──────── Data supplied
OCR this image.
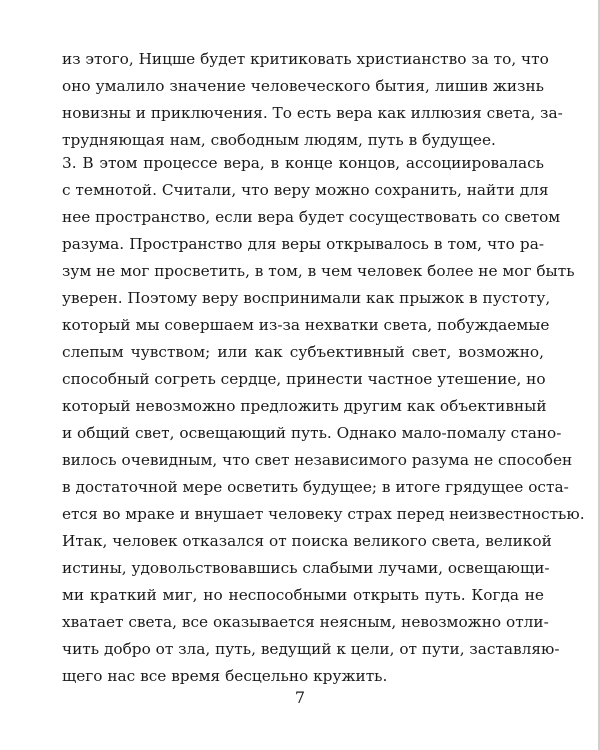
из этого, Ницше будет критиковать христианство за то, что
оно умалило значение человеческого бытия, лишив жизнь
новизны и приключения. То есть вера как иллюзия света, за-
трудняющая нам, свободным людям, путь в будущее.
3. В этом процессе вера, в конце концов, ассоциировалась
с темнотой. Считали, что веру можно сохранить, найти для
нее пространство, если вера будет сосуществовать со светом
разума. Пространство для веры открывалось в том, что ра-
зум не мог просветить, в том, в чем человек более не мог быть
уверен. Поэтому веру воспринимали как прыжок в пустоту,
который мы совершаем из-за нехватки света, побуждаемые
слепым чувством; или как субъективный свет, возможно,
способный согреть сердце, принести частное утешение, но
который невозможно предложить другим как объективный
и общий свет, освещающий путь. Однако мало-помалу стано-
вилось очевидным, что свет независимого разума не способен
в достаточной мере осветить будущее; в итоге грядущее оста-
ется во мраке и внушает человеку страх перед неизвестностью.
Итак, человек отказался от поиска великого света, великой
истины, удовольствовавшись слабыми лучами, освещающи-
ми краткий миг, но неспособными открыть путь. Когда не
хватает света, все оказывается неясным, невозможно отли-
чить добро от зла, путь, ведущий к цели, от пути, заставляю-
щего нас все время бесцельно кружить.
7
────────────────
Goal:
Reproduce the full listing above verbatim, with no pictures included.

Exercise solution:
OCR this image.
из этого, Ницше будет критиковать христианство за то, что
оно умалило значение человеческого бытия, лишив жизнь
новизны и приключения. То есть вера как иллюзия света, за-
трудняющая нам, свободным людям, путь в будущее.
3. В этом процессе вера, в конце концов, ассоциировалась
с темнотой. Считали, что веру можно сохранить, найти для
нее пространство, если вера будет сосуществовать со светом
разума. Пространство для веры открывалось в том, что ра-
зум не мог просветить, в том, в чем человек более не мог быть
уверен. Поэтому веру воспринимали как прыжок в пустоту,
который мы совершаем из-за нехватки света, побуждаемые
слепым чувством; или как субъективный свет, возможно,
способный согреть сердце, принести частное утешение, но
который невозможно предложить другим как объективный
и общий свет, освещающий путь. Однако мало-помалу стано-
вилось очевидным, что свет независимого разума не способен
в достаточной мере осветить будущее; в итоге грядущее оста-
ется во мраке и внушает человеку страх перед неизвестностью.
Итак, человек отказался от поиска великого света, великой
истины, удовольствовавшись слабыми лучами, освещающи-
ми краткий миг, но неспособными открыть путь. Когда не
хватает света, все оказывается неясным, невозможно отли-
чить добро от зла, путь, ведущий к цели, от пути, заставляю-
щего нас все время бесцельно кружить.
7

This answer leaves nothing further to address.